→ **EXCERPTED RECORDS**
╔══

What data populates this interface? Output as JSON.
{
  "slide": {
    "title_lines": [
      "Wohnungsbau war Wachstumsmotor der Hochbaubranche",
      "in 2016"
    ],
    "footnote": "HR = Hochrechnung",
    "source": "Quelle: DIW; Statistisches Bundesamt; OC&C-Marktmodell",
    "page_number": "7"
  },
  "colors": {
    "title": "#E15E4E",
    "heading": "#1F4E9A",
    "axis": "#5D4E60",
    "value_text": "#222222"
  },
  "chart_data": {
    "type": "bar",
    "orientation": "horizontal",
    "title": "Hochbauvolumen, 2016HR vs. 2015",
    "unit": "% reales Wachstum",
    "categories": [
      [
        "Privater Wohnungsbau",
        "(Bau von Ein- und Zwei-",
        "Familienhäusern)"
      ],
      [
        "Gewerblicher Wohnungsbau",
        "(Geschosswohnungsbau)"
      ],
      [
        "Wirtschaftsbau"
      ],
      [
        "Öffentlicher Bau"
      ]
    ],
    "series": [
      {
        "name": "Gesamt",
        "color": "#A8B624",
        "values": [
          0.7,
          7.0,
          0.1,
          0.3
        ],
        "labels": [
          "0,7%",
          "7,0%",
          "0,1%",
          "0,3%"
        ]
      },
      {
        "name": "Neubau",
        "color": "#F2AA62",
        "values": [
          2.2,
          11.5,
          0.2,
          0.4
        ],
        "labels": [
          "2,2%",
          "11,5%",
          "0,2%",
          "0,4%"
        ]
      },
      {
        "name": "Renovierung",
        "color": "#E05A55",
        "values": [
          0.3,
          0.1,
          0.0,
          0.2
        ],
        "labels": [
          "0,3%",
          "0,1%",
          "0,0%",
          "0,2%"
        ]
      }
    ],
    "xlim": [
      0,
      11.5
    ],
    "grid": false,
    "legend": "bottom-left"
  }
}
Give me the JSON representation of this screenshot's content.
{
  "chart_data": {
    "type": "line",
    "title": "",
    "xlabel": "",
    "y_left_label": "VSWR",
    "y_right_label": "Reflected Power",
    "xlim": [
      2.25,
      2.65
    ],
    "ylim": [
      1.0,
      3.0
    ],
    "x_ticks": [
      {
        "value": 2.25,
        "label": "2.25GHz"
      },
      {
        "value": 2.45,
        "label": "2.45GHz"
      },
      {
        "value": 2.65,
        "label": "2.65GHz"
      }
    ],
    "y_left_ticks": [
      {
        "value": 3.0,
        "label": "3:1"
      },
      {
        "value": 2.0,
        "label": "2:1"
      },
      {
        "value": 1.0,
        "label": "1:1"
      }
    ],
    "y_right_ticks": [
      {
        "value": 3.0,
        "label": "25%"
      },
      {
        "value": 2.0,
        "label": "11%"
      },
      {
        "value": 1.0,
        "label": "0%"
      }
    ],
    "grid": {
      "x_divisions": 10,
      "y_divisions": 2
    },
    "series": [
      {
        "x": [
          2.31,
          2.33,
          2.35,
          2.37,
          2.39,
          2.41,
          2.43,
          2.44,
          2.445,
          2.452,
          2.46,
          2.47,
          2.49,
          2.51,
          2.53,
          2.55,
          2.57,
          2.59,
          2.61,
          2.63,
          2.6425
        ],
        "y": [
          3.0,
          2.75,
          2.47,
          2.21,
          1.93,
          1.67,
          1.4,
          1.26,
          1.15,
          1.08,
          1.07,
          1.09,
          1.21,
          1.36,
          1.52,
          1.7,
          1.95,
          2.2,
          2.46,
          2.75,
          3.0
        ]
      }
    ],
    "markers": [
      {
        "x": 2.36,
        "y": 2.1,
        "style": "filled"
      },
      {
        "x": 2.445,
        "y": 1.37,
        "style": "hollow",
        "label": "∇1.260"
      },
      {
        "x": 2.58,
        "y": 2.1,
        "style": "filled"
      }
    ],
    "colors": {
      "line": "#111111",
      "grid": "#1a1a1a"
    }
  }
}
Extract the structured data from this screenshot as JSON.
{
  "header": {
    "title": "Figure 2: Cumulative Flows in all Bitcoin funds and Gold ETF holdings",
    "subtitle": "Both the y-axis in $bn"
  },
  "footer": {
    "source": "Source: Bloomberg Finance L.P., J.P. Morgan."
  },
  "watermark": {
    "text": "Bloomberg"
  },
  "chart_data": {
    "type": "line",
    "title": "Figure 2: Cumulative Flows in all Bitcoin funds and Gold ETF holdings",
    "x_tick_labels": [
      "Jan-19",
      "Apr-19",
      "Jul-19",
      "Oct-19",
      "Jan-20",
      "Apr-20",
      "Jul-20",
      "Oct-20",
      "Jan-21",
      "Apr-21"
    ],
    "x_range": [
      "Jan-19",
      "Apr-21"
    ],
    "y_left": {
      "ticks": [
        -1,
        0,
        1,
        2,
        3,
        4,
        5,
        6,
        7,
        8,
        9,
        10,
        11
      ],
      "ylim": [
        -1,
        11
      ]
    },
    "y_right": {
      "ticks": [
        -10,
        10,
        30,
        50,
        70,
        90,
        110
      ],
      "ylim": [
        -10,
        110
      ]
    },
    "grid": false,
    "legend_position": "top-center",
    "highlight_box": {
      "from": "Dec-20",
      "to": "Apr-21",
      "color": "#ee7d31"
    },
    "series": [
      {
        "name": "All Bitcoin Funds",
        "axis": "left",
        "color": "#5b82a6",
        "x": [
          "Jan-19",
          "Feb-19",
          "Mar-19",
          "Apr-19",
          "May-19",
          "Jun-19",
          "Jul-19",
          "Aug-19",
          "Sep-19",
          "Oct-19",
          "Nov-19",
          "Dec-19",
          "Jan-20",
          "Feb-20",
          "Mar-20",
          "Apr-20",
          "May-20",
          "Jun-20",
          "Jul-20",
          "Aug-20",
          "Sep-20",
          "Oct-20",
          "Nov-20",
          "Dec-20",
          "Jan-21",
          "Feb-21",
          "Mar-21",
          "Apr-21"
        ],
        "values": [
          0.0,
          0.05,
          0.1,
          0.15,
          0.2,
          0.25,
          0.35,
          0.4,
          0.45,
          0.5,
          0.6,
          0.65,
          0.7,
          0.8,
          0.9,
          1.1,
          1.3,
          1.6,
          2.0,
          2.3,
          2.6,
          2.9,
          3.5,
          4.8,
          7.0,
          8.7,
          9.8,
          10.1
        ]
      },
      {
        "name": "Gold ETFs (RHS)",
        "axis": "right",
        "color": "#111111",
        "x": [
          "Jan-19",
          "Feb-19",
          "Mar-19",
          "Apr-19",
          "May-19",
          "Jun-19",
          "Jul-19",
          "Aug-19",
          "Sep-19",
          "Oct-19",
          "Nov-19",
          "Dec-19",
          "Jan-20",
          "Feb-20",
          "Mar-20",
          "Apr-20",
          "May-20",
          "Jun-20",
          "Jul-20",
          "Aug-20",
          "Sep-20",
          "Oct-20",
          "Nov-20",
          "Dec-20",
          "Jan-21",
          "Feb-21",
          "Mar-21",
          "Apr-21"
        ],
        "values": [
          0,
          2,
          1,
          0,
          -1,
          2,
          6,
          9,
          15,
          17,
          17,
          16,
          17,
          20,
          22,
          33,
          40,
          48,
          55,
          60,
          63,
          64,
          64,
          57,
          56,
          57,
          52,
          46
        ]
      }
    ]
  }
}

╚══

→ **TO BE DONE**
Return all the data above once more, precisely as given.

→ **RESULT OF THE EXERCISE**
What data populates this interface? Output as JSON.
{
  "slide": {
    "title_lines": [
      "Wohnungsbau war Wachstumsmotor der Hochbaubranche",
      "in 2016"
    ],
    "footnote": "HR = Hochrechnung",
    "source": "Quelle: DIW; Statistisches Bundesamt; OC&C-Marktmodell",
    "page_number": "7"
  },
  "colors": {
    "title": "#E15E4E",
    "heading": "#1F4E9A",
    "axis": "#5D4E60",
    "value_text": "#222222"
  },
  "chart_data": {
    "type": "bar",
    "orientation": "horizontal",
    "title": "Hochbauvolumen, 2016HR vs. 2015",
    "unit": "% reales Wachstum",
    "categories": [
      [
        "Privater Wohnungsbau",
        "(Bau von Ein- und Zwei-",
        "Familienhäusern)"
      ],
      [
        "Gewerblicher Wohnungsbau",
        "(Geschosswohnungsbau)"
      ],
      [
        "Wirtschaftsbau"
      ],
      [
        "Öffentlicher Bau"
      ]
    ],
    "series": [
      {
        "name": "Gesamt",
        "color": "#A8B624",
        "values": [
          0.7,
          7.0,
          0.1,
          0.3
        ],
        "labels": [
          "0,7%",
          "7,0%",
          "0,1%",
          "0,3%"
        ]
      },
      {
        "name": "Neubau",
        "color": "#F2AA62",
        "values": [
          2.2,
          11.5,
          0.2,
          0.4
        ],
        "labels": [
          "2,2%",
          "11,5%",
          "0,2%",
          "0,4%"
        ]
      },
      {
        "name": "Renovierung",
        "color": "#E05A55",
        "values": [
          0.3,
          0.1,
          0.0,
          0.2
        ],
        "labels": [
          "0,3%",
          "0,1%",
          "0,0%",
          "0,2%"
        ]
      }
    ],
    "xlim": [
      0,
      11.5
    ],
    "grid": false,
    "legend": "bottom-left"
  }
}
Give me the JSON representation of this screenshot's content.
{
  "chart_data": {
    "type": "line",
    "title": "",
    "xlabel": "",
    "y_left_label": "VSWR",
    "y_right_label": "Reflected Power",
    "xlim": [
      2.25,
      2.65
    ],
    "ylim": [
      1.0,
      3.0
    ],
    "x_ticks": [
      {
        "value": 2.25,
        "label": "2.25GHz"
      },
      {
        "value": 2.45,
        "label": "2.45GHz"
      },
      {
        "value": 2.65,
        "label": "2.65GHz"
      }
    ],
    "y_left_ticks": [
      {
        "value": 3.0,
        "label": "3:1"
      },
      {
        "value": 2.0,
        "label": "2:1"
      },
      {
        "value": 1.0,
        "label": "1:1"
      }
    ],
    "y_right_ticks": [
      {
        "value": 3.0,
        "label": "25%"
      },
      {
        "value": 2.0,
        "label": "11%"
      },
      {
        "value": 1.0,
        "label": "0%"
      }
    ],
    "grid": {
      "x_divisions": 10,
      "y_divisions": 2
    },
    "series": [
      {
        "x": [
          2.31,
          2.33,
          2.35,
          2.37,
          2.39,
          2.41,
          2.43,
          2.44,
          2.445,
          2.452,
          2.46,
          2.47,
          2.49,
          2.51,
          2.53,
          2.55,
          2.57,
          2.59,
          2.61,
          2.63,
          2.6425
        ],
        "y": [
          3.0,
          2.75,
          2.47,
          2.21,
          1.93,
          1.67,
          1.4,
          1.26,
          1.15,
          1.08,
          1.07,
          1.09,
          1.21,
          1.36,
          1.52,
          1.7,
          1.95,
          2.2,
          2.46,
          2.75,
          3.0
        ]
      }
    ],
    "markers": [
      {
        "x": 2.36,
        "y": 2.1,
        "style": "filled"
      },
      {
        "x": 2.445,
        "y": 1.37,
        "style": "hollow",
        "label": "∇1.260"
      },
      {
        "x": 2.58,
        "y": 2.1,
        "style": "filled"
      }
    ],
    "colors": {
      "line": "#111111",
      "grid": "#1a1a1a"
    }
  }
}
Extract the structured data from this screenshot as JSON.
{
  "header": {
    "title": "Figure 2: Cumulative Flows in all Bitcoin funds and Gold ETF holdings",
    "subtitle": "Both the y-axis in $bn"
  },
  "footer": {
    "source": "Source: Bloomberg Finance L.P., J.P. Morgan."
  },
  "watermark": {
    "text": "Bloomberg"
  },
  "chart_data": {
    "type": "line",
    "title": "Figure 2: Cumulative Flows in all Bitcoin funds and Gold ETF holdings",
    "x_tick_labels": [
      "Jan-19",
      "Apr-19",
      "Jul-19",
      "Oct-19",
      "Jan-20",
      "Apr-20",
      "Jul-20",
      "Oct-20",
      "Jan-21",
      "Apr-21"
    ],
    "x_range": [
      "Jan-19",
      "Apr-21"
    ],
    "y_left": {
      "ticks": [
        -1,
        0,
        1,
        2,
        3,
        4,
        5,
        6,
        7,
        8,
        9,
        10,
        11
      ],
      "ylim": [
        -1,
        11
      ]
    },
    "y_right": {
      "ticks": [
        -10,
        10,
        30,
        50,
        70,
        90,
        110
      ],
      "ylim": [
        -10,
        110
      ]
    },
    "grid": false,
    "legend_position": "top-center",
    "highlight_box": {
      "from": "Dec-20",
      "to": "Apr-21",
      "color": "#ee7d31"
    },
    "series": [
      {
        "name": "All Bitcoin Funds",
        "axis": "left",
        "color": "#5b82a6",
        "x": [
          "Jan-19",
          "Feb-19",
          "Mar-19",
          "Apr-19",
          "May-19",
          "Jun-19",
          "Jul-19",
          "Aug-19",
          "Sep-19",
          "Oct-19",
          "Nov-19",
          "Dec-19",
          "Jan-20",
          "Feb-20",
          "Mar-20",
          "Apr-20",
          "May-20",
          "Jun-20",
          "Jul-20",
          "Aug-20",
          "Sep-20",
          "Oct-20",
          "Nov-20",
          "Dec-20",
          "Jan-21",
          "Feb-21",
          "Mar-21",
          "Apr-21"
        ],
        "values": [
          0.0,
          0.05,
          0.1,
          0.15,
          0.2,
          0.25,
          0.35,
          0.4,
          0.45,
          0.5,
          0.6,
          0.65,
          0.7,
          0.8,
          0.9,
          1.1,
          1.3,
          1.6,
          2.0,
          2.3,
          2.6,
          2.9,
          3.5,
          4.8,
          7.0,
          8.7,
          9.8,
          10.1
        ]
      },
      {
        "name": "Gold ETFs (RHS)",
        "axis": "right",
        "color": "#111111",
        "x": [
          "Jan-19",
          "Feb-19",
          "Mar-19",
          "Apr-19",
          "May-19",
          "Jun-19",
          "Jul-19",
          "Aug-19",
          "Sep-19",
          "Oct-19",
          "Nov-19",
          "Dec-19",
          "Jan-20",
          "Feb-20",
          "Mar-20",
          "Apr-20",
          "May-20",
          "Jun-20",
          "Jul-20",
          "Aug-20",
          "Sep-20",
          "Oct-20",
          "Nov-20",
          "Dec-20",
          "Jan-21",
          "Feb-21",
          "Mar-21",
          "Apr-21"
        ],
        "values": [
          0,
          2,
          1,
          0,
          -1,
          2,
          6,
          9,
          15,
          17,
          17,
          16,
          17,
          20,
          22,
          33,
          40,
          48,
          55,
          60,
          63,
          64,
          64,
          57,
          56,
          57,
          52,
          46
        ]
      }
    ]
  }
}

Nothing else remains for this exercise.